* start Supplied material *

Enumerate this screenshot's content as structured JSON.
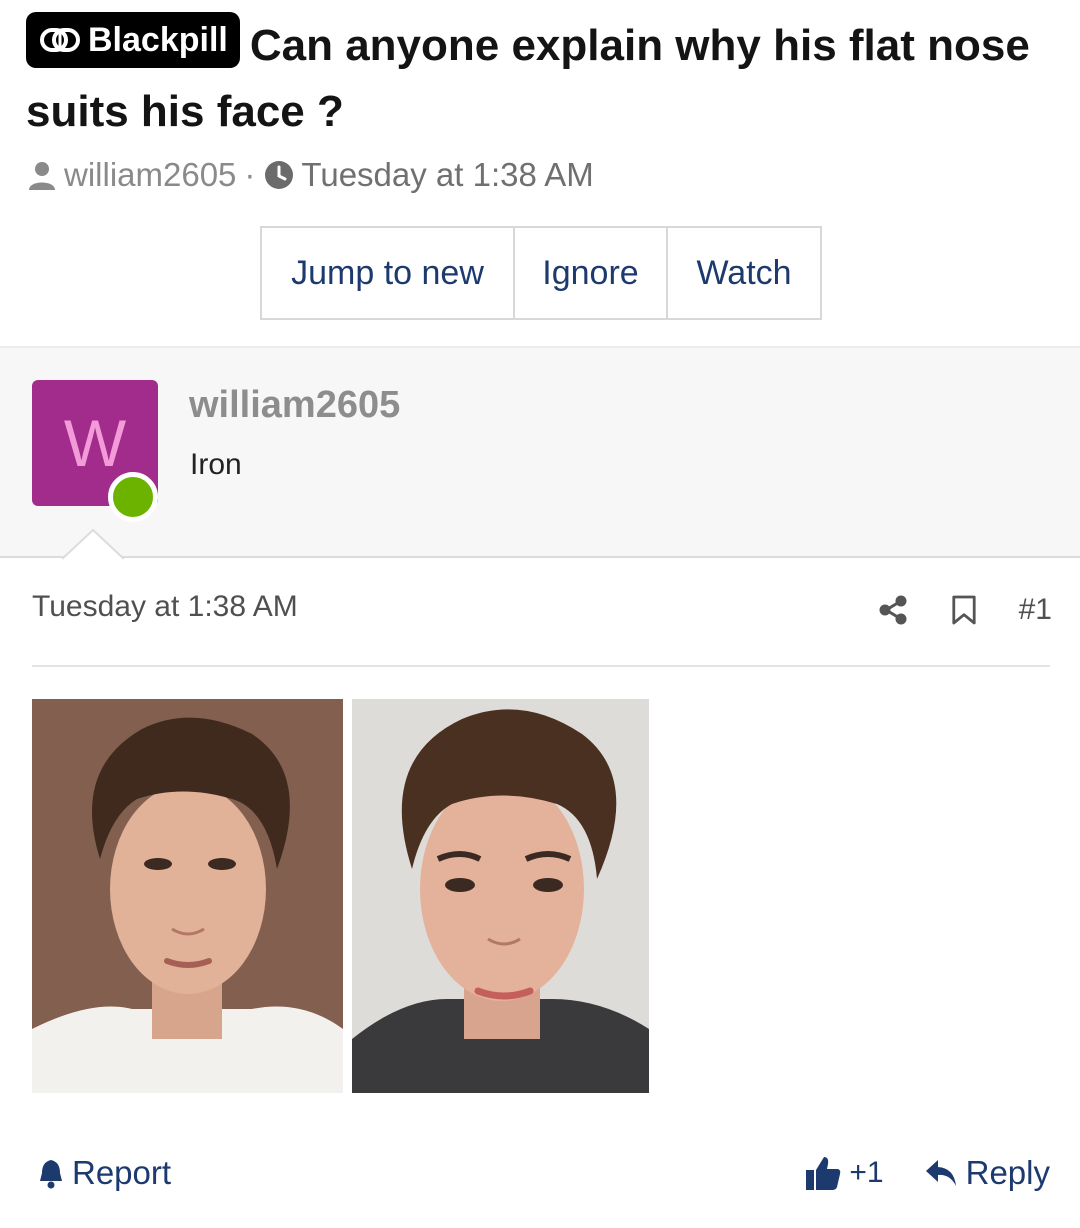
{
  "thread": {
    "prefix": "Blackpill",
    "title": "Can anyone explain why his flat nose suits his face ?",
    "author": "william2605",
    "separator": "·",
    "date": "Tuesday at 1:38 AM"
  },
  "thread_actions": {
    "jump_label": "Jump to new",
    "ignore_label": "Ignore",
    "watch_label": "Watch"
  },
  "post": {
    "avatar_letter": "W",
    "username": "william2605",
    "user_title": "Iron",
    "date": "Tuesday at 1:38 AM",
    "post_number": "#1",
    "images": [
      {
        "name": "post-photo-1",
        "icon": "photo"
      },
      {
        "name": "post-photo-2",
        "icon": "photo"
      }
    ],
    "report_label": "Report",
    "like_count": "+1",
    "reply_label": "Reply"
  },
  "colors": {
    "link": "#1d3a6e",
    "avatar_bg": "#a12c8c",
    "avatar_letter": "#f29bd8",
    "online": "#6cb300",
    "prefix_bg": "#000000",
    "meta_text": "#8a8a8a"
  }
}
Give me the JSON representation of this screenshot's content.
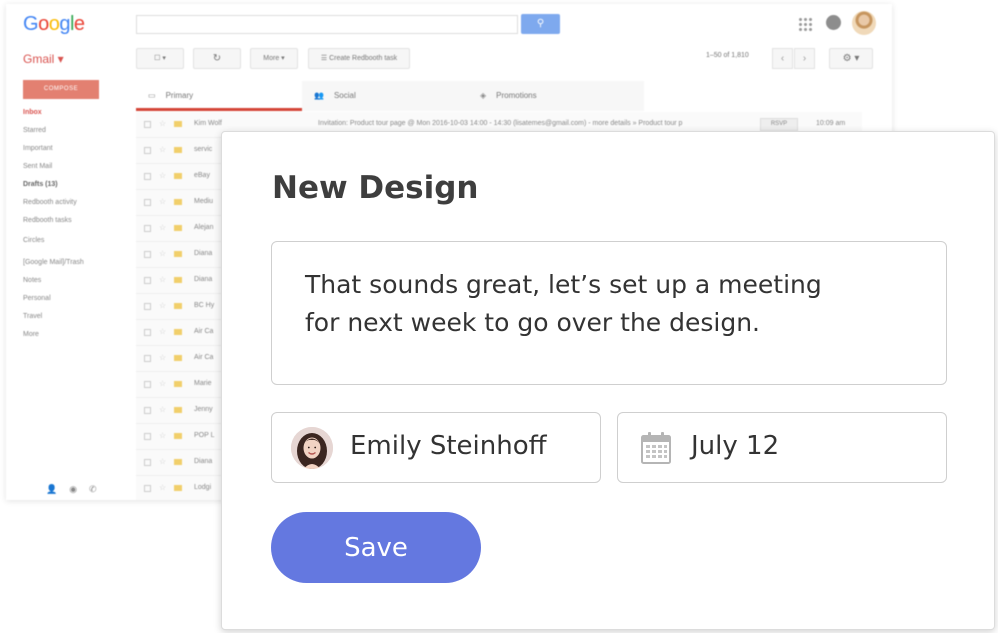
{
  "gmail": {
    "logo": "Google",
    "search_button_icon": "search-icon",
    "app_label": "Gmail",
    "toolbar": {
      "more_label": "More",
      "create_task_label": "Create Redbooth task"
    },
    "paging": "1–50 of 1,810",
    "compose_label": "COMPOSE",
    "folders": [
      "Inbox",
      "Starred",
      "Important",
      "Sent Mail",
      "Drafts (13)",
      "Redbooth activity",
      "Redbooth tasks",
      "Circles",
      "[Google Mail]/Trash",
      "Notes",
      "Personal",
      "Travel",
      "More"
    ],
    "tabs": [
      "Primary",
      "Social",
      "Promotions"
    ],
    "rows": [
      {
        "sender": "Kim Wolf",
        "subject": "Invitation: Product tour page @ Mon 2016-10-03 14:00 - 14:30 (lisatemes@gmail.com) - more details » Product tour p",
        "rsvp": "RSVP",
        "time": "10:09 am"
      },
      {
        "sender": "servic",
        "subject": "",
        "rsvp": "",
        "time": ""
      },
      {
        "sender": "eBay",
        "subject": "",
        "rsvp": "",
        "time": ""
      },
      {
        "sender": "Mediu",
        "subject": "",
        "rsvp": "",
        "time": ""
      },
      {
        "sender": "Alejan",
        "subject": "",
        "rsvp": "",
        "time": ""
      },
      {
        "sender": "Diana",
        "subject": "",
        "rsvp": "",
        "time": ""
      },
      {
        "sender": "Diana",
        "subject": "",
        "rsvp": "",
        "time": ""
      },
      {
        "sender": "BC Hy",
        "subject": "",
        "rsvp": "",
        "time": ""
      },
      {
        "sender": "Air Ca",
        "subject": "",
        "rsvp": "",
        "time": ""
      },
      {
        "sender": "Air Ca",
        "subject": "",
        "rsvp": "",
        "time": ""
      },
      {
        "sender": "Marie",
        "subject": "",
        "rsvp": "",
        "time": ""
      },
      {
        "sender": "Jenny",
        "subject": "",
        "rsvp": "",
        "time": ""
      },
      {
        "sender": "POP L",
        "subject": "",
        "rsvp": "",
        "time": ""
      },
      {
        "sender": "Diana",
        "subject": "",
        "rsvp": "",
        "time": ""
      },
      {
        "sender": "Lodgi",
        "subject": "",
        "rsvp": "",
        "time": ""
      }
    ]
  },
  "card": {
    "title": "New Design",
    "message": "That sounds great, let’s set up a meeting for next week to go over the design.",
    "assignee": {
      "name": "Emily Steinhoff",
      "avatar_icon": "user-avatar"
    },
    "due_date": {
      "value": "July 12",
      "icon": "calendar-icon"
    },
    "save_label": "Save",
    "colors": {
      "save_button": "#6478e0",
      "title": "#3e3e3e"
    }
  }
}
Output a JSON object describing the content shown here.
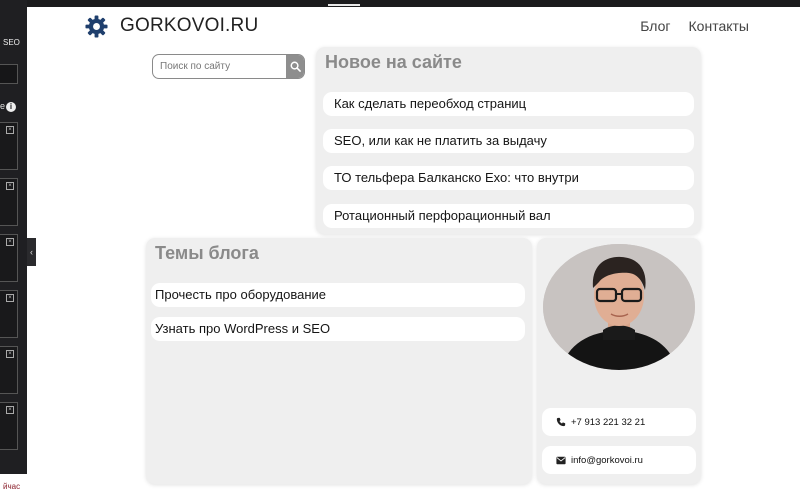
{
  "sidebar": {
    "label": "SEO",
    "info_prefix": "e",
    "info_icon": "i",
    "box_close": "×",
    "footer_text": "йчас",
    "collapse_icon": "‹"
  },
  "header": {
    "site_name": "GORKOVOI.RU",
    "nav": [
      "Блог",
      "Контакты"
    ]
  },
  "search": {
    "placeholder": "Поиск по сайту"
  },
  "new_section": {
    "title": "Новое на сайте",
    "items": [
      "Как сделать переобход страниц",
      "SEO, или как не платить за выдачу",
      "ТО тельфера Балканско Ехо: что внутри",
      "Ротационный перфорационный вал"
    ]
  },
  "topics": {
    "title": "Темы блога",
    "items": [
      "Прочесть про оборудование",
      "Узнать про WordPress и SEO"
    ]
  },
  "profile": {
    "phone": "+7 913 221 32 21",
    "email": "info@gorkovoi.ru"
  },
  "colors": {
    "sidebar_bg": "#1f1f22",
    "panel_bg": "#efefef",
    "heading_gray": "#8a8a8a",
    "logo_blue": "#1f3f6d"
  }
}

* end Supplied material *

## What you need to do
Reproduce every line above as written, skipping pictures.

## Answer to the exercise
Enumerate this screenshot's content as structured JSON.
{
  "thread": {
    "prefix": "Blackpill",
    "title": "Can anyone explain why his flat nose suits his face ?",
    "author": "william2605",
    "separator": "·",
    "date": "Tuesday at 1:38 AM"
  },
  "thread_actions": {
    "jump_label": "Jump to new",
    "ignore_label": "Ignore",
    "watch_label": "Watch"
  },
  "post": {
    "avatar_letter": "W",
    "username": "william2605",
    "user_title": "Iron",
    "date": "Tuesday at 1:38 AM",
    "post_number": "#1",
    "images": [
      {
        "name": "post-photo-1",
        "icon": "photo"
      },
      {
        "name": "post-photo-2",
        "icon": "photo"
      }
    ],
    "report_label": "Report",
    "like_count": "+1",
    "reply_label": "Reply"
  },
  "colors": {
    "link": "#1d3a6e",
    "avatar_bg": "#a12c8c",
    "avatar_letter": "#f29bd8",
    "online": "#6cb300",
    "prefix_bg": "#000000",
    "meta_text": "#8a8a8a"
  }
}
Give me the JSON representation of this screenshot's content.
{
  "gmail": {
    "logo": "Google",
    "search_button_icon": "search-icon",
    "app_label": "Gmail",
    "toolbar": {
      "more_label": "More",
      "create_task_label": "Create Redbooth task"
    },
    "paging": "1–50 of 1,810",
    "compose_label": "COMPOSE",
    "folders": [
      "Inbox",
      "Starred",
      "Important",
      "Sent Mail",
      "Drafts (13)",
      "Redbooth activity",
      "Redbooth tasks",
      "Circles",
      "[Google Mail]/Trash",
      "Notes",
      "Personal",
      "Travel",
      "More"
    ],
    "tabs": [
      "Primary",
      "Social",
      "Promotions"
    ],
    "rows": [
      {
        "sender": "Kim Wolf",
        "subject": "Invitation: Product tour page @ Mon 2016-10-03 14:00 - 14:30 (lisatemes@gmail.com) - more details » Product tour p",
        "rsvp": "RSVP",
        "time": "10:09 am"
      },
      {
        "sender": "servic",
        "subject": "",
        "rsvp": "",
        "time": ""
      },
      {
        "sender": "eBay",
        "subject": "",
        "rsvp": "",
        "time": ""
      },
      {
        "sender": "Mediu",
        "subject": "",
        "rsvp": "",
        "time": ""
      },
      {
        "sender": "Alejan",
        "subject": "",
        "rsvp": "",
        "time": ""
      },
      {
        "sender": "Diana",
        "subject": "",
        "rsvp": "",
        "time": ""
      },
      {
        "sender": "Diana",
        "subject": "",
        "rsvp": "",
        "time": ""
      },
      {
        "sender": "BC Hy",
        "subject": "",
        "rsvp": "",
        "time": ""
      },
      {
        "sender": "Air Ca",
        "subject": "",
        "rsvp": "",
        "time": ""
      },
      {
        "sender": "Air Ca",
        "subject": "",
        "rsvp": "",
        "time": ""
      },
      {
        "sender": "Marie",
        "subject": "",
        "rsvp": "",
        "time": ""
      },
      {
        "sender": "Jenny",
        "subject": "",
        "rsvp": "",
        "time": ""
      },
      {
        "sender": "POP L",
        "subject": "",
        "rsvp": "",
        "time": ""
      },
      {
        "sender": "Diana",
        "subject": "",
        "rsvp": "",
        "time": ""
      },
      {
        "sender": "Lodgi",
        "subject": "",
        "rsvp": "",
        "time": ""
      }
    ]
  },
  "card": {
    "title": "New Design",
    "message": "That sounds great, let’s set up a meeting for next week to go over the design.",
    "assignee": {
      "name": "Emily Steinhoff",
      "avatar_icon": "user-avatar"
    },
    "due_date": {
      "value": "July 12",
      "icon": "calendar-icon"
    },
    "save_label": "Save",
    "colors": {
      "save_button": "#6478e0",
      "title": "#3e3e3e"
    }
  }
}
Output a JSON object describing the content shown here.
{
  "sidebar": {
    "label": "SEO",
    "info_prefix": "e",
    "info_icon": "i",
    "box_close": "×",
    "footer_text": "йчас",
    "collapse_icon": "‹"
  },
  "header": {
    "site_name": "GORKOVOI.RU",
    "nav": [
      "Блог",
      "Контакты"
    ]
  },
  "search": {
    "placeholder": "Поиск по сайту"
  },
  "new_section": {
    "title": "Новое на сайте",
    "items": [
      "Как сделать переобход страниц",
      "SEO, или как не платить за выдачу",
      "ТО тельфера Балканско Ехо: что внутри",
      "Ротационный перфорационный вал"
    ]
  },
  "topics": {
    "title": "Темы блога",
    "items": [
      "Прочесть про оборудование",
      "Узнать про WordPress и SEO"
    ]
  },
  "profile": {
    "phone": "+7 913 221 32 21",
    "email": "info@gorkovoi.ru"
  },
  "colors": {
    "sidebar_bg": "#1f1f22",
    "panel_bg": "#efefef",
    "heading_gray": "#8a8a8a",
    "logo_blue": "#1f3f6d"
  }
}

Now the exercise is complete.